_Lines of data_
>> start

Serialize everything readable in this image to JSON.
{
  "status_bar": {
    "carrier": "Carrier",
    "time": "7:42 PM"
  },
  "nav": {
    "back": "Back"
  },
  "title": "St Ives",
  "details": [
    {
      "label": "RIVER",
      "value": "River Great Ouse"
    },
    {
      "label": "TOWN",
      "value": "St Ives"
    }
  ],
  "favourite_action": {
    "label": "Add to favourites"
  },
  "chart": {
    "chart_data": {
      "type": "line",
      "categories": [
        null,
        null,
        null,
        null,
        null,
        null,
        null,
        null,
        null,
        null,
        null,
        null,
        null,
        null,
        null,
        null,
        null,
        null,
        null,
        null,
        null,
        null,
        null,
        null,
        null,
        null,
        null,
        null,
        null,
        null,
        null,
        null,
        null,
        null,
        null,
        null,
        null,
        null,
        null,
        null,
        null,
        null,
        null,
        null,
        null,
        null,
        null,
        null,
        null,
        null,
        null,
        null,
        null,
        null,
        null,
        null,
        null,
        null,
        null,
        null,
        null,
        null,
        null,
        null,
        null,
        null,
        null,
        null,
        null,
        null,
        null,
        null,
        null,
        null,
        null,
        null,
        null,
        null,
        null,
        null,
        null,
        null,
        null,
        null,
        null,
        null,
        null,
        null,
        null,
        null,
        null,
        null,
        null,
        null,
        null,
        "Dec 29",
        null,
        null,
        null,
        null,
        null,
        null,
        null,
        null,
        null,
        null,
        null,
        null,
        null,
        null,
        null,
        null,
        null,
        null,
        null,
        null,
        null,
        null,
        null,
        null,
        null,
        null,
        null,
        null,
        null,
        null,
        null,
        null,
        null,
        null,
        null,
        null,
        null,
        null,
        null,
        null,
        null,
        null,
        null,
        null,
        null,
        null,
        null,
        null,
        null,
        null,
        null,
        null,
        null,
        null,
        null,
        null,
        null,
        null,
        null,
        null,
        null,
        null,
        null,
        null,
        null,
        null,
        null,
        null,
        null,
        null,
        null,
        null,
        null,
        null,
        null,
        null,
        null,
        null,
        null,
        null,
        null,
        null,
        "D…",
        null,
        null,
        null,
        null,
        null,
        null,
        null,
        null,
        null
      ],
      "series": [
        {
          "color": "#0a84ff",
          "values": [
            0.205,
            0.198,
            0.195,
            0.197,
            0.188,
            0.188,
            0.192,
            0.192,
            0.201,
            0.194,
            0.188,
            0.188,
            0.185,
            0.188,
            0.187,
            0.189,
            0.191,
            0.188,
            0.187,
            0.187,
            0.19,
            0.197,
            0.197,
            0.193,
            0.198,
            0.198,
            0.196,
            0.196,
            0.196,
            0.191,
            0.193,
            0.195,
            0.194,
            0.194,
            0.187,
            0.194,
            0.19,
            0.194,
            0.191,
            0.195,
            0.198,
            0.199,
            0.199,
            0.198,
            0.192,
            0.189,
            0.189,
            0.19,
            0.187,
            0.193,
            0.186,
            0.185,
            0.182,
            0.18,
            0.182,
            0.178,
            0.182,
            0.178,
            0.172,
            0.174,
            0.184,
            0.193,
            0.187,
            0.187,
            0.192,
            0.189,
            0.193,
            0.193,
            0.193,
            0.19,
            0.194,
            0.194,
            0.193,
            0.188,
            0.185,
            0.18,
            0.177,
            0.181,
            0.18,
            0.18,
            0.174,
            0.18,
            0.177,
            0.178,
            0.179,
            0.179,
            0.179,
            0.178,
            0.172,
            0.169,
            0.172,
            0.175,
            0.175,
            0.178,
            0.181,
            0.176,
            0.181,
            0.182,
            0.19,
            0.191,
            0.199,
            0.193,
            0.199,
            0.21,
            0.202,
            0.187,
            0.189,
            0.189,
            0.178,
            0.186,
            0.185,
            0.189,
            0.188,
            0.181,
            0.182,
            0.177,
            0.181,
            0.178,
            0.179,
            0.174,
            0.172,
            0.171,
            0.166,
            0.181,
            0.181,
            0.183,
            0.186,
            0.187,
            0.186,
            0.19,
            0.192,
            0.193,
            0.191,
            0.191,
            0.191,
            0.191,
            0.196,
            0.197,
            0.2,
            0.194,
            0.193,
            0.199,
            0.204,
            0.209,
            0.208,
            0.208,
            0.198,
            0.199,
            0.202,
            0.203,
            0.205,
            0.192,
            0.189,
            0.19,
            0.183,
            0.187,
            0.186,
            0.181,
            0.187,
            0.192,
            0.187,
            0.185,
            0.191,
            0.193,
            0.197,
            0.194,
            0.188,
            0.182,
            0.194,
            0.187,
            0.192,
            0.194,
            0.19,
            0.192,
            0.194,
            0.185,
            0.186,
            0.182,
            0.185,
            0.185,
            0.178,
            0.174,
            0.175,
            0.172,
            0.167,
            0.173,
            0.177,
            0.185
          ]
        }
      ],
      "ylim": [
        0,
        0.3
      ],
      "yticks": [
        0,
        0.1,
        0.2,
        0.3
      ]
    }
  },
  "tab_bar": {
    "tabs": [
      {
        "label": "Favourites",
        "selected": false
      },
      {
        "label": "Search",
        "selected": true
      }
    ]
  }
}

>> end

_GIVEN PROBLEM_
In full and verbatim, repeat the records given above.

_CORRECT RESPONSE_
Serialize everything readable in this image to JSON.
{
  "status_bar": {
    "carrier": "Carrier",
    "time": "7:42 PM"
  },
  "nav": {
    "back": "Back"
  },
  "title": "St Ives",
  "details": [
    {
      "label": "RIVER",
      "value": "River Great Ouse"
    },
    {
      "label": "TOWN",
      "value": "St Ives"
    }
  ],
  "favourite_action": {
    "label": "Add to favourites"
  },
  "chart": {
    "chart_data": {
      "type": "line",
      "categories": [
        null,
        null,
        null,
        null,
        null,
        null,
        null,
        null,
        null,
        null,
        null,
        null,
        null,
        null,
        null,
        null,
        null,
        null,
        null,
        null,
        null,
        null,
        null,
        null,
        null,
        null,
        null,
        null,
        null,
        null,
        null,
        null,
        null,
        null,
        null,
        null,
        null,
        null,
        null,
        null,
        null,
        null,
        null,
        null,
        null,
        null,
        null,
        null,
        null,
        null,
        null,
        null,
        null,
        null,
        null,
        null,
        null,
        null,
        null,
        null,
        null,
        null,
        null,
        null,
        null,
        null,
        null,
        null,
        null,
        null,
        null,
        null,
        null,
        null,
        null,
        null,
        null,
        null,
        null,
        null,
        null,
        null,
        null,
        null,
        null,
        null,
        null,
        null,
        null,
        null,
        null,
        null,
        null,
        null,
        null,
        "Dec 29",
        null,
        null,
        null,
        null,
        null,
        null,
        null,
        null,
        null,
        null,
        null,
        null,
        null,
        null,
        null,
        null,
        null,
        null,
        null,
        null,
        null,
        null,
        null,
        null,
        null,
        null,
        null,
        null,
        null,
        null,
        null,
        null,
        null,
        null,
        null,
        null,
        null,
        null,
        null,
        null,
        null,
        null,
        null,
        null,
        null,
        null,
        null,
        null,
        null,
        null,
        null,
        null,
        null,
        null,
        null,
        null,
        null,
        null,
        null,
        null,
        null,
        null,
        null,
        null,
        null,
        null,
        null,
        null,
        null,
        null,
        null,
        null,
        null,
        null,
        null,
        null,
        null,
        null,
        null,
        null,
        null,
        null,
        "D…",
        null,
        null,
        null,
        null,
        null,
        null,
        null,
        null,
        null
      ],
      "series": [
        {
          "color": "#0a84ff",
          "values": [
            0.205,
            0.198,
            0.195,
            0.197,
            0.188,
            0.188,
            0.192,
            0.192,
            0.201,
            0.194,
            0.188,
            0.188,
            0.185,
            0.188,
            0.187,
            0.189,
            0.191,
            0.188,
            0.187,
            0.187,
            0.19,
            0.197,
            0.197,
            0.193,
            0.198,
            0.198,
            0.196,
            0.196,
            0.196,
            0.191,
            0.193,
            0.195,
            0.194,
            0.194,
            0.187,
            0.194,
            0.19,
            0.194,
            0.191,
            0.195,
            0.198,
            0.199,
            0.199,
            0.198,
            0.192,
            0.189,
            0.189,
            0.19,
            0.187,
            0.193,
            0.186,
            0.185,
            0.182,
            0.18,
            0.182,
            0.178,
            0.182,
            0.178,
            0.172,
            0.174,
            0.184,
            0.193,
            0.187,
            0.187,
            0.192,
            0.189,
            0.193,
            0.193,
            0.193,
            0.19,
            0.194,
            0.194,
            0.193,
            0.188,
            0.185,
            0.18,
            0.177,
            0.181,
            0.18,
            0.18,
            0.174,
            0.18,
            0.177,
            0.178,
            0.179,
            0.179,
            0.179,
            0.178,
            0.172,
            0.169,
            0.172,
            0.175,
            0.175,
            0.178,
            0.181,
            0.176,
            0.181,
            0.182,
            0.19,
            0.191,
            0.199,
            0.193,
            0.199,
            0.21,
            0.202,
            0.187,
            0.189,
            0.189,
            0.178,
            0.186,
            0.185,
            0.189,
            0.188,
            0.181,
            0.182,
            0.177,
            0.181,
            0.178,
            0.179,
            0.174,
            0.172,
            0.171,
            0.166,
            0.181,
            0.181,
            0.183,
            0.186,
            0.187,
            0.186,
            0.19,
            0.192,
            0.193,
            0.191,
            0.191,
            0.191,
            0.191,
            0.196,
            0.197,
            0.2,
            0.194,
            0.193,
            0.199,
            0.204,
            0.209,
            0.208,
            0.208,
            0.198,
            0.199,
            0.202,
            0.203,
            0.205,
            0.192,
            0.189,
            0.19,
            0.183,
            0.187,
            0.186,
            0.181,
            0.187,
            0.192,
            0.187,
            0.185,
            0.191,
            0.193,
            0.197,
            0.194,
            0.188,
            0.182,
            0.194,
            0.187,
            0.192,
            0.194,
            0.19,
            0.192,
            0.194,
            0.185,
            0.186,
            0.182,
            0.185,
            0.185,
            0.178,
            0.174,
            0.175,
            0.172,
            0.167,
            0.173,
            0.177,
            0.185
          ]
        }
      ],
      "ylim": [
        0,
        0.3
      ],
      "yticks": [
        0,
        0.1,
        0.2,
        0.3
      ]
    }
  },
  "tab_bar": {
    "tabs": [
      {
        "label": "Favourites",
        "selected": false
      },
      {
        "label": "Search",
        "selected": true
      }
    ]
  }
}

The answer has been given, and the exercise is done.